» SET PROBLEM:
Repeat the full listing, word for word.

-- START OF MATERIAL FOR THIS EXERCISE --

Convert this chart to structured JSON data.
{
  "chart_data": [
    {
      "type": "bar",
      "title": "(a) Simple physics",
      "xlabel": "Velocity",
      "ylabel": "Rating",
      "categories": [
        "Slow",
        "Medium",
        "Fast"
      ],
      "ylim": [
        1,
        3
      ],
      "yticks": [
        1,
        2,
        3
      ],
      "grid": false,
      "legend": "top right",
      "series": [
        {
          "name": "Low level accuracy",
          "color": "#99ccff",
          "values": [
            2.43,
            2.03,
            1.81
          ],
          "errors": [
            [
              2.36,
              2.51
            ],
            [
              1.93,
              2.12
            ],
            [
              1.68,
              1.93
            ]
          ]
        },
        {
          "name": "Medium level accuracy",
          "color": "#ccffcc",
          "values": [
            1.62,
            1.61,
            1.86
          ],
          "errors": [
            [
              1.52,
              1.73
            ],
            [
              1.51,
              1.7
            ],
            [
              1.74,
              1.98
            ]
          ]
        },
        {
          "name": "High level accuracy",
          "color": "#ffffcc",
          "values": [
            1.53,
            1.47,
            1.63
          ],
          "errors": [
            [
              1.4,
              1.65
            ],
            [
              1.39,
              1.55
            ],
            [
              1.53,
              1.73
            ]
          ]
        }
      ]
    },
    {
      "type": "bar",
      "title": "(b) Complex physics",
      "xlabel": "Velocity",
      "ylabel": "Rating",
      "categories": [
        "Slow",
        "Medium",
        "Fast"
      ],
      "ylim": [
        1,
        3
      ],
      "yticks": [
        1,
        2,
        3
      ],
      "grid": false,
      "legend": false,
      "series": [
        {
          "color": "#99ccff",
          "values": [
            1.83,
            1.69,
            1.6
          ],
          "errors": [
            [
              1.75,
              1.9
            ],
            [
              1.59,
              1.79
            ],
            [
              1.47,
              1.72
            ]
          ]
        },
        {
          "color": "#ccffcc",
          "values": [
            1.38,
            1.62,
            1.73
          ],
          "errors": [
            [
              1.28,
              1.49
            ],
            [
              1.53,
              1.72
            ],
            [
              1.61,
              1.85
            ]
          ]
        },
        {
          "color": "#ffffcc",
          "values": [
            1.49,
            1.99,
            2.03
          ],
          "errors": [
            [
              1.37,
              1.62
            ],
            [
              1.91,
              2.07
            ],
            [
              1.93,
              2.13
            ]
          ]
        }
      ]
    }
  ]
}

-- END OF MATERIAL FOR THIS EXERCISE --

» SOLUTION TO THE PROBLEM:
Convert this chart to structured JSON data.
{
  "chart_data": [
    {
      "type": "bar",
      "title": "(a) Simple physics",
      "xlabel": "Velocity",
      "ylabel": "Rating",
      "categories": [
        "Slow",
        "Medium",
        "Fast"
      ],
      "ylim": [
        1,
        3
      ],
      "yticks": [
        1,
        2,
        3
      ],
      "grid": false,
      "legend": "top right",
      "series": [
        {
          "name": "Low level accuracy",
          "color": "#99ccff",
          "values": [
            2.43,
            2.03,
            1.81
          ],
          "errors": [
            [
              2.36,
              2.51
            ],
            [
              1.93,
              2.12
            ],
            [
              1.68,
              1.93
            ]
          ]
        },
        {
          "name": "Medium level accuracy",
          "color": "#ccffcc",
          "values": [
            1.62,
            1.61,
            1.86
          ],
          "errors": [
            [
              1.52,
              1.73
            ],
            [
              1.51,
              1.7
            ],
            [
              1.74,
              1.98
            ]
          ]
        },
        {
          "name": "High level accuracy",
          "color": "#ffffcc",
          "values": [
            1.53,
            1.47,
            1.63
          ],
          "errors": [
            [
              1.4,
              1.65
            ],
            [
              1.39,
              1.55
            ],
            [
              1.53,
              1.73
            ]
          ]
        }
      ]
    },
    {
      "type": "bar",
      "title": "(b) Complex physics",
      "xlabel": "Velocity",
      "ylabel": "Rating",
      "categories": [
        "Slow",
        "Medium",
        "Fast"
      ],
      "ylim": [
        1,
        3
      ],
      "yticks": [
        1,
        2,
        3
      ],
      "grid": false,
      "legend": false,
      "series": [
        {
          "color": "#99ccff",
          "values": [
            1.83,
            1.69,
            1.6
          ],
          "errors": [
            [
              1.75,
              1.9
            ],
            [
              1.59,
              1.79
            ],
            [
              1.47,
              1.72
            ]
          ]
        },
        {
          "color": "#ccffcc",
          "values": [
            1.38,
            1.62,
            1.73
          ],
          "errors": [
            [
              1.28,
              1.49
            ],
            [
              1.53,
              1.72
            ],
            [
              1.61,
              1.85
            ]
          ]
        },
        {
          "color": "#ffffcc",
          "values": [
            1.49,
            1.99,
            2.03
          ],
          "errors": [
            [
              1.37,
              1.62
            ],
            [
              1.91,
              2.07
            ],
            [
              1.93,
              2.13
            ]
          ]
        }
      ]
    }
  ]
}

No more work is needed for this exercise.